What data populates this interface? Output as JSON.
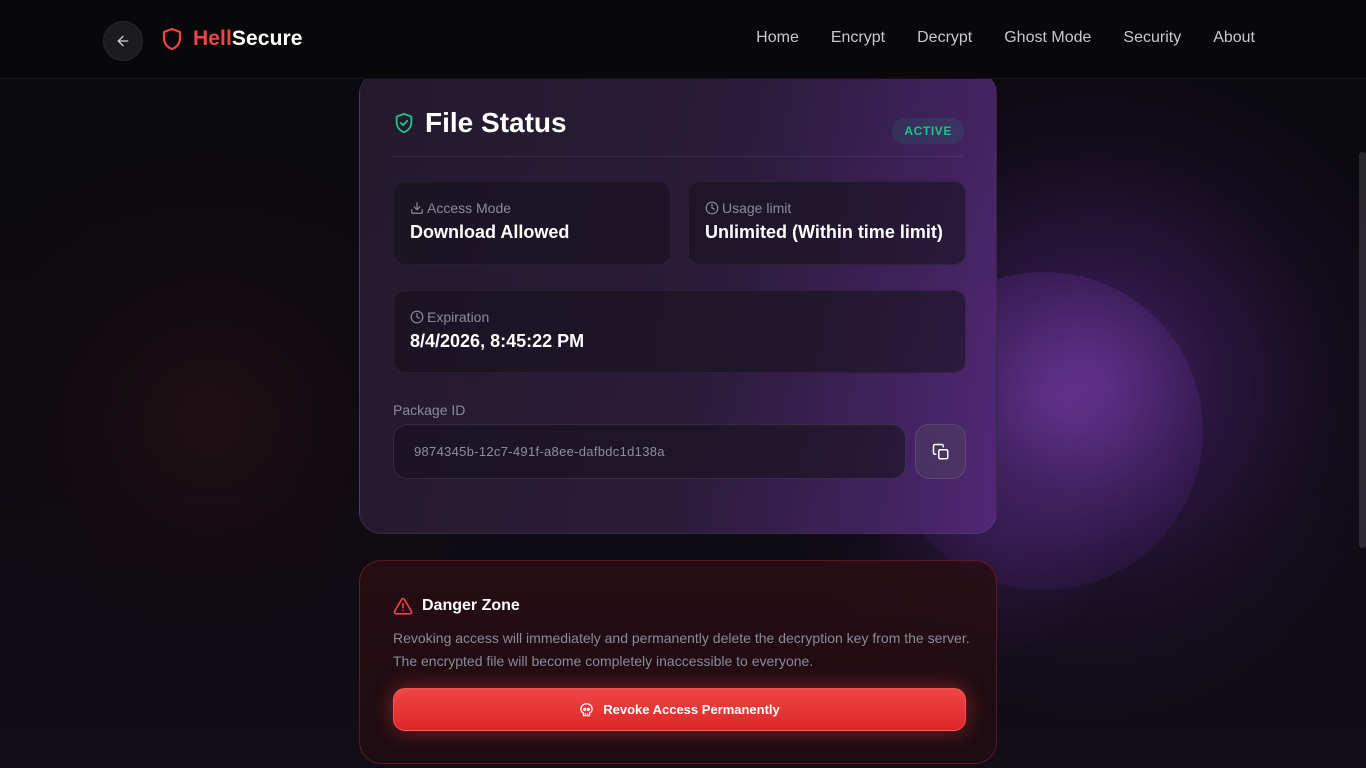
{
  "brand": {
    "name_part1": "Hell",
    "name_part2": "Secure",
    "accent": "#ef4444"
  },
  "nav": {
    "links": [
      "Home",
      "Encrypt",
      "Decrypt",
      "Ghost Mode",
      "Security",
      "About"
    ]
  },
  "file_status": {
    "title": "File Status",
    "badge": "ACTIVE",
    "badge_color": "#22c08a",
    "access_mode": {
      "label": "Access Mode",
      "value": "Download Allowed"
    },
    "usage_limit": {
      "label": "Usage limit",
      "value": "Unlimited (Within time limit)"
    },
    "expiration": {
      "label": "Expiration",
      "value": "8/4/2026, 8:45:22 PM"
    },
    "package_id": {
      "label": "Package ID",
      "value": "9874345b-12c7-491f-a8ee-dafbdc1d138a"
    }
  },
  "danger_zone": {
    "title": "Danger Zone",
    "description": "Revoking access will immediately and permanently delete the decryption key from the server. The encrypted file will become completely inaccessible to everyone.",
    "button_label": "Revoke Access Permanently"
  },
  "icons": {
    "back": "arrow-left-icon",
    "logo": "shield-icon",
    "title": "shield-check-icon",
    "access": "download-icon",
    "usage": "clock-icon",
    "expiration": "clock-icon",
    "copy": "copy-icon",
    "warning": "warning-triangle-icon",
    "revoke": "skull-icon"
  }
}
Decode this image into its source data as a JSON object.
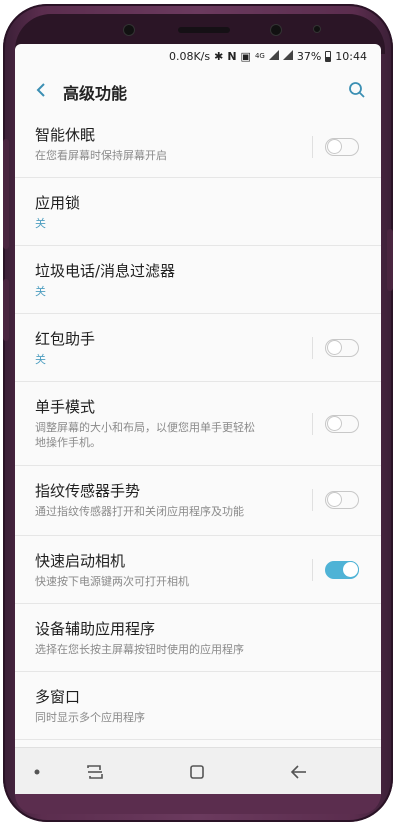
{
  "status_bar": {
    "speed": "0.08K/s",
    "network": "4G",
    "battery": "37%",
    "time": "10:44"
  },
  "app_bar": {
    "title": "高级功能"
  },
  "settings": [
    {
      "title": "智能休眠",
      "subtitle": "在您看屏幕时保持屏幕开启",
      "subtitle_style": "gray",
      "toggle": "off"
    },
    {
      "title": "应用锁",
      "subtitle": "关",
      "subtitle_style": "accent",
      "toggle": null
    },
    {
      "title": "垃圾电话/消息过滤器",
      "subtitle": "关",
      "subtitle_style": "accent",
      "toggle": null
    },
    {
      "title": "红包助手",
      "subtitle": "关",
      "subtitle_style": "accent",
      "toggle": "off"
    },
    {
      "title": "单手模式",
      "subtitle": "调整屏幕的大小和布局，以便您用单手更轻松地操作手机。",
      "subtitle_style": "gray",
      "toggle": "off"
    },
    {
      "title": "指纹传感器手势",
      "subtitle": "通过指纹传感器打开和关闭应用程序及功能",
      "subtitle_style": "gray",
      "toggle": "off"
    },
    {
      "title": "快速启动相机",
      "subtitle": "快速按下电源键两次可打开相机",
      "subtitle_style": "gray",
      "toggle": "on"
    },
    {
      "title": "设备辅助应用程序",
      "subtitle": "选择在您长按主屏幕按钮时使用的应用程序",
      "subtitle_style": "gray",
      "toggle": null
    },
    {
      "title": "多窗口",
      "subtitle": "同时显示多个应用程序",
      "subtitle_style": "gray",
      "toggle": null
    }
  ],
  "colors": {
    "accent": "#4fb3d6",
    "accent_text": "#4e9ec0",
    "frame": "#5b2d4e"
  },
  "icons": {
    "back": "chevron-left-icon",
    "search": "search-icon",
    "recents": "recents-icon",
    "home": "home-icon",
    "nav_back": "back-arrow-icon"
  }
}
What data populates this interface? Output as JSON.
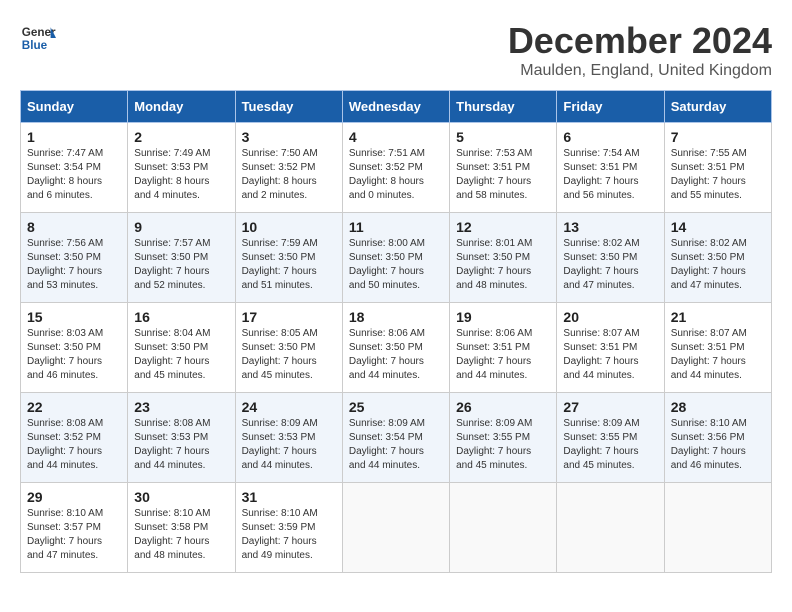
{
  "logo": {
    "line1": "General",
    "line2": "Blue"
  },
  "title": "December 2024",
  "subtitle": "Maulden, England, United Kingdom",
  "days_of_week": [
    "Sunday",
    "Monday",
    "Tuesday",
    "Wednesday",
    "Thursday",
    "Friday",
    "Saturday"
  ],
  "weeks": [
    [
      {
        "day": "1",
        "sunrise": "7:47 AM",
        "sunset": "3:54 PM",
        "daylight": "8 hours and 6 minutes."
      },
      {
        "day": "2",
        "sunrise": "7:49 AM",
        "sunset": "3:53 PM",
        "daylight": "8 hours and 4 minutes."
      },
      {
        "day": "3",
        "sunrise": "7:50 AM",
        "sunset": "3:52 PM",
        "daylight": "8 hours and 2 minutes."
      },
      {
        "day": "4",
        "sunrise": "7:51 AM",
        "sunset": "3:52 PM",
        "daylight": "8 hours and 0 minutes."
      },
      {
        "day": "5",
        "sunrise": "7:53 AM",
        "sunset": "3:51 PM",
        "daylight": "7 hours and 58 minutes."
      },
      {
        "day": "6",
        "sunrise": "7:54 AM",
        "sunset": "3:51 PM",
        "daylight": "7 hours and 56 minutes."
      },
      {
        "day": "7",
        "sunrise": "7:55 AM",
        "sunset": "3:51 PM",
        "daylight": "7 hours and 55 minutes."
      }
    ],
    [
      {
        "day": "8",
        "sunrise": "7:56 AM",
        "sunset": "3:50 PM",
        "daylight": "7 hours and 53 minutes."
      },
      {
        "day": "9",
        "sunrise": "7:57 AM",
        "sunset": "3:50 PM",
        "daylight": "7 hours and 52 minutes."
      },
      {
        "day": "10",
        "sunrise": "7:59 AM",
        "sunset": "3:50 PM",
        "daylight": "7 hours and 51 minutes."
      },
      {
        "day": "11",
        "sunrise": "8:00 AM",
        "sunset": "3:50 PM",
        "daylight": "7 hours and 50 minutes."
      },
      {
        "day": "12",
        "sunrise": "8:01 AM",
        "sunset": "3:50 PM",
        "daylight": "7 hours and 48 minutes."
      },
      {
        "day": "13",
        "sunrise": "8:02 AM",
        "sunset": "3:50 PM",
        "daylight": "7 hours and 47 minutes."
      },
      {
        "day": "14",
        "sunrise": "8:02 AM",
        "sunset": "3:50 PM",
        "daylight": "7 hours and 47 minutes."
      }
    ],
    [
      {
        "day": "15",
        "sunrise": "8:03 AM",
        "sunset": "3:50 PM",
        "daylight": "7 hours and 46 minutes."
      },
      {
        "day": "16",
        "sunrise": "8:04 AM",
        "sunset": "3:50 PM",
        "daylight": "7 hours and 45 minutes."
      },
      {
        "day": "17",
        "sunrise": "8:05 AM",
        "sunset": "3:50 PM",
        "daylight": "7 hours and 45 minutes."
      },
      {
        "day": "18",
        "sunrise": "8:06 AM",
        "sunset": "3:50 PM",
        "daylight": "7 hours and 44 minutes."
      },
      {
        "day": "19",
        "sunrise": "8:06 AM",
        "sunset": "3:51 PM",
        "daylight": "7 hours and 44 minutes."
      },
      {
        "day": "20",
        "sunrise": "8:07 AM",
        "sunset": "3:51 PM",
        "daylight": "7 hours and 44 minutes."
      },
      {
        "day": "21",
        "sunrise": "8:07 AM",
        "sunset": "3:51 PM",
        "daylight": "7 hours and 44 minutes."
      }
    ],
    [
      {
        "day": "22",
        "sunrise": "8:08 AM",
        "sunset": "3:52 PM",
        "daylight": "7 hours and 44 minutes."
      },
      {
        "day": "23",
        "sunrise": "8:08 AM",
        "sunset": "3:53 PM",
        "daylight": "7 hours and 44 minutes."
      },
      {
        "day": "24",
        "sunrise": "8:09 AM",
        "sunset": "3:53 PM",
        "daylight": "7 hours and 44 minutes."
      },
      {
        "day": "25",
        "sunrise": "8:09 AM",
        "sunset": "3:54 PM",
        "daylight": "7 hours and 44 minutes."
      },
      {
        "day": "26",
        "sunrise": "8:09 AM",
        "sunset": "3:55 PM",
        "daylight": "7 hours and 45 minutes."
      },
      {
        "day": "27",
        "sunrise": "8:09 AM",
        "sunset": "3:55 PM",
        "daylight": "7 hours and 45 minutes."
      },
      {
        "day": "28",
        "sunrise": "8:10 AM",
        "sunset": "3:56 PM",
        "daylight": "7 hours and 46 minutes."
      }
    ],
    [
      {
        "day": "29",
        "sunrise": "8:10 AM",
        "sunset": "3:57 PM",
        "daylight": "7 hours and 47 minutes."
      },
      {
        "day": "30",
        "sunrise": "8:10 AM",
        "sunset": "3:58 PM",
        "daylight": "7 hours and 48 minutes."
      },
      {
        "day": "31",
        "sunrise": "8:10 AM",
        "sunset": "3:59 PM",
        "daylight": "7 hours and 49 minutes."
      },
      null,
      null,
      null,
      null
    ]
  ],
  "labels": {
    "sunrise": "Sunrise:",
    "sunset": "Sunset:",
    "daylight": "Daylight:"
  }
}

:: INSTRUCTION ::
Looking at the listing above, how many of its lines contain the string "value"? Give the number alone.

:: REPLY TO THE EXERCISE ::
4